** Exercise input **
-- begin --

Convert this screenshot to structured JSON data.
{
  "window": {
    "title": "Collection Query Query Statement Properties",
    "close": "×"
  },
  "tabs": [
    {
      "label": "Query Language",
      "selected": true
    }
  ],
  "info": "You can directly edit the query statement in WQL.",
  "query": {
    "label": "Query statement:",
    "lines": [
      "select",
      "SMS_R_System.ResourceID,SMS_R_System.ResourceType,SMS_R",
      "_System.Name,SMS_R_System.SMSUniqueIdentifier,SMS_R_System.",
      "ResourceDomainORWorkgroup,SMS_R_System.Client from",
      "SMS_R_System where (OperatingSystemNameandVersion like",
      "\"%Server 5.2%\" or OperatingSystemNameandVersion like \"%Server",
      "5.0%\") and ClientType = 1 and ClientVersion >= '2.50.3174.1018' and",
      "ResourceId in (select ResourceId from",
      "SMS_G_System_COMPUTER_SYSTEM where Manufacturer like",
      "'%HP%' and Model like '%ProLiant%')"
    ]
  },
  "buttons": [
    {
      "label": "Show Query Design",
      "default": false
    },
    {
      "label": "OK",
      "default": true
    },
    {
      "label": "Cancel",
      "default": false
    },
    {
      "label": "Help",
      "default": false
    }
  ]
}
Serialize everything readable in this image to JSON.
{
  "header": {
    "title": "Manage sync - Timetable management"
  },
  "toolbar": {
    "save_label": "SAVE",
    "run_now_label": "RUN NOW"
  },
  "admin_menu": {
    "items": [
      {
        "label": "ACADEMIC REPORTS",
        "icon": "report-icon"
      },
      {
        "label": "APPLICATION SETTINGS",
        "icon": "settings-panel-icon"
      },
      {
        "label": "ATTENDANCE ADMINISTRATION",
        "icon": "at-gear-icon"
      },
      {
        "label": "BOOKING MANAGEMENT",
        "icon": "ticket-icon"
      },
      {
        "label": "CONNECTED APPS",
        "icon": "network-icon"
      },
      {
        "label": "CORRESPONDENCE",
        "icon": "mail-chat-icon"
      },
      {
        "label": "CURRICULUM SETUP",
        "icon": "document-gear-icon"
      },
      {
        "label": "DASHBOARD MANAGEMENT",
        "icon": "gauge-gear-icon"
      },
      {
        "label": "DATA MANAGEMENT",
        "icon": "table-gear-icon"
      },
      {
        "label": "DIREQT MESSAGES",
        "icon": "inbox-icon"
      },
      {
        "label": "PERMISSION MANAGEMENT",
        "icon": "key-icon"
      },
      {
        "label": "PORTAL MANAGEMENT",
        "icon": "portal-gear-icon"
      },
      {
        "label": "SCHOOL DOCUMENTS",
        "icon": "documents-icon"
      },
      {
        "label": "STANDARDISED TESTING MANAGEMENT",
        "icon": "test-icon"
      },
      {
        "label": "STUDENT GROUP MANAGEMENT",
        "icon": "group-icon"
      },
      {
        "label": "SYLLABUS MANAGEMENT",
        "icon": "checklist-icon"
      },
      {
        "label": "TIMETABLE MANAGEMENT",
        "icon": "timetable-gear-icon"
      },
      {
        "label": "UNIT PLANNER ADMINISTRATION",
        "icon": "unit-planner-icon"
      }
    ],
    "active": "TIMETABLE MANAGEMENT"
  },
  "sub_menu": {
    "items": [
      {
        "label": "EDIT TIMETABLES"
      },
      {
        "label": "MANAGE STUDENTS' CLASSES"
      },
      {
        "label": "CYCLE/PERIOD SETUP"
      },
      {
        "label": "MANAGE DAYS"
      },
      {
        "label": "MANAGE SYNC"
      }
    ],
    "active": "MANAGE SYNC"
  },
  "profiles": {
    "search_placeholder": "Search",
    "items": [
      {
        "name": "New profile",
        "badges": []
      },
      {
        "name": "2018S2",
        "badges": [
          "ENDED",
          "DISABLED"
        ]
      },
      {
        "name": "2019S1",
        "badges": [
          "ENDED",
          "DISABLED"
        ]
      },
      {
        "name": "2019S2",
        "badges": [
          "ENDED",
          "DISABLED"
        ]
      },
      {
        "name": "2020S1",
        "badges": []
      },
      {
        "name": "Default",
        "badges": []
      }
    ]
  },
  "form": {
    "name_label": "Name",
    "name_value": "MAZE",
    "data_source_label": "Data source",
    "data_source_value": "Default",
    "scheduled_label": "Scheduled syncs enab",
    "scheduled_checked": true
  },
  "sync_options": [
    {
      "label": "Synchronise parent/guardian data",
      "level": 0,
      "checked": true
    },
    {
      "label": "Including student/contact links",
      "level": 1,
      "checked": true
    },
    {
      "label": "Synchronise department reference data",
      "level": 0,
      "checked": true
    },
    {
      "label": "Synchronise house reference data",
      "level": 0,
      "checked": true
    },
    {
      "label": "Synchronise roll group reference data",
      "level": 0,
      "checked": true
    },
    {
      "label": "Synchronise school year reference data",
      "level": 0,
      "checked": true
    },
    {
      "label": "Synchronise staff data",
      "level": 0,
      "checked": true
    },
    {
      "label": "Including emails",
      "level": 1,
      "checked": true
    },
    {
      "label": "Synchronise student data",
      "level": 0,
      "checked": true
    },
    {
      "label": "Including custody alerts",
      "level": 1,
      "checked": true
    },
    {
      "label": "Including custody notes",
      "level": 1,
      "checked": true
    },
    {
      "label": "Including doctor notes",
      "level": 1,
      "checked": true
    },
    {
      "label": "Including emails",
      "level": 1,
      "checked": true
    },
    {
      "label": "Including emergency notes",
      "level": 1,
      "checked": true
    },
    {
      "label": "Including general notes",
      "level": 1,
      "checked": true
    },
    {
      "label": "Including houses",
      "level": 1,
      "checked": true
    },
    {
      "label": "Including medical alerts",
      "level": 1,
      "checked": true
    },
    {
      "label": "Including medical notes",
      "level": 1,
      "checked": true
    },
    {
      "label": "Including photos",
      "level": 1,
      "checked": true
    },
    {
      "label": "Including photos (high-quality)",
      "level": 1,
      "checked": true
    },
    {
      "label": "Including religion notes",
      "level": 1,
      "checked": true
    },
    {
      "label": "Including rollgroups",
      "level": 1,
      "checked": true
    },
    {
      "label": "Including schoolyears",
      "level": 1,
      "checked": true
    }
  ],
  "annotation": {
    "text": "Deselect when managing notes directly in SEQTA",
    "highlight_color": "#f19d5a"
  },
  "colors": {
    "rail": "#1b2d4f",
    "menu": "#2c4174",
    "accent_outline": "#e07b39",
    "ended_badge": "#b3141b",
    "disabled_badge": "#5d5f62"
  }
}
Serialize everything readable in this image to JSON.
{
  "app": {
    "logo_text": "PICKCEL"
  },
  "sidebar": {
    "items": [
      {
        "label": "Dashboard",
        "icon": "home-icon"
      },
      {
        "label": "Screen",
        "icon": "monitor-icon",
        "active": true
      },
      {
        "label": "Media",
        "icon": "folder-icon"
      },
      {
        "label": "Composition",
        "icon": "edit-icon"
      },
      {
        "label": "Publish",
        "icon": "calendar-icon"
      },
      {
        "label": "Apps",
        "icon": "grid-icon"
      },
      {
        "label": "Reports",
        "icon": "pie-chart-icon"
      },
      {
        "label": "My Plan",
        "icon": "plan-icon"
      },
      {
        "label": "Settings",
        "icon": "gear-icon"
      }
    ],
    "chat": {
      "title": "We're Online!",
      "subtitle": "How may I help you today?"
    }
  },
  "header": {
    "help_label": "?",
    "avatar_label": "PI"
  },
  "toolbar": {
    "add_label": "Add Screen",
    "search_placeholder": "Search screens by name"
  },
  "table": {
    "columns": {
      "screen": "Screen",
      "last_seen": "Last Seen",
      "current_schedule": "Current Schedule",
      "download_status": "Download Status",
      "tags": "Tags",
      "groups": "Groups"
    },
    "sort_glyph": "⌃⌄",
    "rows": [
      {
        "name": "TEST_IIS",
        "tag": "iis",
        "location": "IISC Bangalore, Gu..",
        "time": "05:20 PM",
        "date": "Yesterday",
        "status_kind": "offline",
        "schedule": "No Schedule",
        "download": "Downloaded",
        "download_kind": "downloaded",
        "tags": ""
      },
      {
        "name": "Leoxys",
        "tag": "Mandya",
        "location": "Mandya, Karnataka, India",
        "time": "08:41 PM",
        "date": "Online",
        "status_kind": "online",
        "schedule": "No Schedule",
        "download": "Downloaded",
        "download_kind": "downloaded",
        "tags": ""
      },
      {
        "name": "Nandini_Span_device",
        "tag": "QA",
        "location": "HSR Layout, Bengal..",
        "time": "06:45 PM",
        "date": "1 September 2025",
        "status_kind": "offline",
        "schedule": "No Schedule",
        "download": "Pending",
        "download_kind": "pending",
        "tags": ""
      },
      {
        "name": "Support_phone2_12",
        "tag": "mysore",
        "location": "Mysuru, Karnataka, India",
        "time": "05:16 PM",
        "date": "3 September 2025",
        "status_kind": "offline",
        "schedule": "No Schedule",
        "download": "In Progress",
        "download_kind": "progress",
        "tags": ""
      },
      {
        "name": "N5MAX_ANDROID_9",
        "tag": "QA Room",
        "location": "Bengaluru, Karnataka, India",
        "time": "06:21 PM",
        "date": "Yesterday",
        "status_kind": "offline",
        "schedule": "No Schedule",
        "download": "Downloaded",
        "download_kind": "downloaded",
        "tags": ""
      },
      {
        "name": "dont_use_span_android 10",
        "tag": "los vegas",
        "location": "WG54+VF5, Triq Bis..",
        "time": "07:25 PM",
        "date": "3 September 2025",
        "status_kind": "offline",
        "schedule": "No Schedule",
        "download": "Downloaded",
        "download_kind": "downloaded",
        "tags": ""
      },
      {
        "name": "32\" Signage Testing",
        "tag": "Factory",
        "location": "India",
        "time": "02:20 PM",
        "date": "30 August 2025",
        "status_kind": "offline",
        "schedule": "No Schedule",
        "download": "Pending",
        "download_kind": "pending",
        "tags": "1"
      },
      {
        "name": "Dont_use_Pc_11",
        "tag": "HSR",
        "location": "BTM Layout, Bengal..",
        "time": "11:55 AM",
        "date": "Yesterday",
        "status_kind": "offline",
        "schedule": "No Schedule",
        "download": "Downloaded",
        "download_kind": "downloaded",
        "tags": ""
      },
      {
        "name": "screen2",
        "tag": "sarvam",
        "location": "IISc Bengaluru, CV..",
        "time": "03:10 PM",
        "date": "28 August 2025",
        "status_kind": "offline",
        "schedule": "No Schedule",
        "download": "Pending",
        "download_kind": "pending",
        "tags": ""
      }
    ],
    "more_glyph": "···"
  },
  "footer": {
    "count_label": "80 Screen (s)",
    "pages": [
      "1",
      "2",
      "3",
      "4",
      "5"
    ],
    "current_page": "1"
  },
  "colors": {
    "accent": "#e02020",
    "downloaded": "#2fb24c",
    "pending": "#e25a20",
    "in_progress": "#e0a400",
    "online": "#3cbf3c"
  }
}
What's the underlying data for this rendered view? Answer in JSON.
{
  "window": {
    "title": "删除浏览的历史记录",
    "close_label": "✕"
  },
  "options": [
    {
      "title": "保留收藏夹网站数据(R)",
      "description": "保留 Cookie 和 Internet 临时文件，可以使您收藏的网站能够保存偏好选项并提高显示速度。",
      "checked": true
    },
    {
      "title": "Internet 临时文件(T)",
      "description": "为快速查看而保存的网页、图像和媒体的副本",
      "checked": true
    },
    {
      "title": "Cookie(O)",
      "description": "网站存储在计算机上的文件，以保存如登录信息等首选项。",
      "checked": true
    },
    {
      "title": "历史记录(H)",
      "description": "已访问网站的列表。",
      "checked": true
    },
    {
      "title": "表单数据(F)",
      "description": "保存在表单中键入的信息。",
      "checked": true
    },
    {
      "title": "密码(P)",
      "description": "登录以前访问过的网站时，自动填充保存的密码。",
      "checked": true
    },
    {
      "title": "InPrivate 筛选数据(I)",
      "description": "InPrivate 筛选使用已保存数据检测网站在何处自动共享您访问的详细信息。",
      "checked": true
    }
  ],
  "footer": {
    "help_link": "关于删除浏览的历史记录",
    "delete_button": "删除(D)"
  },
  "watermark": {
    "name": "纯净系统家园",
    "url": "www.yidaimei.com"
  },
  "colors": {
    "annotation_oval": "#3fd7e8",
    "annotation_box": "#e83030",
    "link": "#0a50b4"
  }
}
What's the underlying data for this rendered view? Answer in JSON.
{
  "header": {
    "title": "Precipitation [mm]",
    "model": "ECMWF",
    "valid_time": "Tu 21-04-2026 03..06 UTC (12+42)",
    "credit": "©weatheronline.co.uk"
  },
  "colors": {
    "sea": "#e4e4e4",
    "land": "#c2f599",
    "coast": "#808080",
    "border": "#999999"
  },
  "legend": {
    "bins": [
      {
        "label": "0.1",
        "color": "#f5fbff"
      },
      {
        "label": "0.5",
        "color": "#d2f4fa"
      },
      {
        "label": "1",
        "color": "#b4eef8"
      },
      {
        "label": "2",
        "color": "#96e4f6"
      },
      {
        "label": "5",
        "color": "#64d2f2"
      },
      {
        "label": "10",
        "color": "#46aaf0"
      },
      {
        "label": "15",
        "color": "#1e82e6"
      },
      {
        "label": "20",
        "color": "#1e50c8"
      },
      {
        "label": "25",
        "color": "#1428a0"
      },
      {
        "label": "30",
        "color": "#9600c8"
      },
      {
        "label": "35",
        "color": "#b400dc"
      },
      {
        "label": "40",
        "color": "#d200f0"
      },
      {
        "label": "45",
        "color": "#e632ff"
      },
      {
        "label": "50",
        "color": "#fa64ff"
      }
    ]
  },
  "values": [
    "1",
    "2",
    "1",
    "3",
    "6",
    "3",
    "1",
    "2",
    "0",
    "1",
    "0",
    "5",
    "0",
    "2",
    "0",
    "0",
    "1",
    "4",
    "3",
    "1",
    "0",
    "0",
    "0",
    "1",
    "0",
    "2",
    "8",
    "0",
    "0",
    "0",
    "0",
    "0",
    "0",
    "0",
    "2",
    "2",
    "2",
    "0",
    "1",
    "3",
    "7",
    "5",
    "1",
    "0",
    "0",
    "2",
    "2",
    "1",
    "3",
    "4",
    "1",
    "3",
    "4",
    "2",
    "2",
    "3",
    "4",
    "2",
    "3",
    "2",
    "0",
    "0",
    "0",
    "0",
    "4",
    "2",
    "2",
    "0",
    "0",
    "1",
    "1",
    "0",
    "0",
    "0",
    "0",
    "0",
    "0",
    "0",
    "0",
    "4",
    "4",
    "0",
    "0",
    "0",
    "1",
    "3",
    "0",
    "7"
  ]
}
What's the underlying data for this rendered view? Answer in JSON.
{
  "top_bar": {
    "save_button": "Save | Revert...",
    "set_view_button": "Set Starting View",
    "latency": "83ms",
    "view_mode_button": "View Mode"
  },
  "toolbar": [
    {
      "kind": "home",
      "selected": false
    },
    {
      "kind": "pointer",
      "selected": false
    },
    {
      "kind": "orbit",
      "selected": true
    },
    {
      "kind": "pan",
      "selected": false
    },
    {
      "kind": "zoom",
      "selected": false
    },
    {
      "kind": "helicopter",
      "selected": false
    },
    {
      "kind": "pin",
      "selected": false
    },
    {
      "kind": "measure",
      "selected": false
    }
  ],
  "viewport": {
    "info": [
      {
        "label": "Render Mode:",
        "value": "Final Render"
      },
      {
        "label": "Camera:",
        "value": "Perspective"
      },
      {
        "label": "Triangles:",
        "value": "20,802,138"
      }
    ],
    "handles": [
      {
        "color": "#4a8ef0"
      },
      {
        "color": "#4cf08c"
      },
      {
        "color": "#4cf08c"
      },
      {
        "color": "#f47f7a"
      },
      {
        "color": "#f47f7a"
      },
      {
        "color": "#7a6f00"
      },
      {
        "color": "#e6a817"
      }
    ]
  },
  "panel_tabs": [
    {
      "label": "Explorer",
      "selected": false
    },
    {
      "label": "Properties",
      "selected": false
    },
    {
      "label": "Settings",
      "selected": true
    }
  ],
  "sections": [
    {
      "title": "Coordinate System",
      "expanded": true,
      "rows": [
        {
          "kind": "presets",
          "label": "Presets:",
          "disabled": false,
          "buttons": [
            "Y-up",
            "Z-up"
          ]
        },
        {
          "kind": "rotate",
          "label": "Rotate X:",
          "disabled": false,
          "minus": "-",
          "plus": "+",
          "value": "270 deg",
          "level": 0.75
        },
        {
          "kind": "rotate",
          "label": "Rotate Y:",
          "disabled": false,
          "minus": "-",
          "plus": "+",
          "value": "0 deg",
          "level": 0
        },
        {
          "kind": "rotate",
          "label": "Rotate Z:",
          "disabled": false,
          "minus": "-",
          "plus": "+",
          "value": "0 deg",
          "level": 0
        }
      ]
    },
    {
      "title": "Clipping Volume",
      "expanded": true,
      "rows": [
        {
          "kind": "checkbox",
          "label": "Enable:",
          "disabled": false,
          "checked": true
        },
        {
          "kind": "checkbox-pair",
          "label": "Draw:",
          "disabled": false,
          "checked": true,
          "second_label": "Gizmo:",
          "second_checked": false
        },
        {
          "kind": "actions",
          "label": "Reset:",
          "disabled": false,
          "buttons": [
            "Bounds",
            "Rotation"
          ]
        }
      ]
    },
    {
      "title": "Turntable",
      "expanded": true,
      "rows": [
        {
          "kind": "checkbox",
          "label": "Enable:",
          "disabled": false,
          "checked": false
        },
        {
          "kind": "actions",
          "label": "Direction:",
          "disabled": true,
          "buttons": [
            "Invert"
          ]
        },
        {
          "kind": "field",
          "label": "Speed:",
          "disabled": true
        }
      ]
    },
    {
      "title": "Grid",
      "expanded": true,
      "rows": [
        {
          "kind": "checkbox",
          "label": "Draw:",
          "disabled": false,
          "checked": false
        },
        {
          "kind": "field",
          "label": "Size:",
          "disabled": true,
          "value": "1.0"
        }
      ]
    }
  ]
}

-- end --

** Task goal **
Look through the records and gather every line containing "location".

** Solution for this task **
        "location": "IISC Bangalore, Gu..",
        "location": "Mandya, Karnataka, India",
        "location": "HSR Layout, Bengal..",
        "location": "Mysuru, Karnataka, India",
        "location": "Bengaluru, Karnataka, India",
        "location": "WG54+VF5, Triq Bis..",
        "location": "India",
        "location": "BTM Layout, Bengal..",
        "location": "IISc Bengaluru, CV..",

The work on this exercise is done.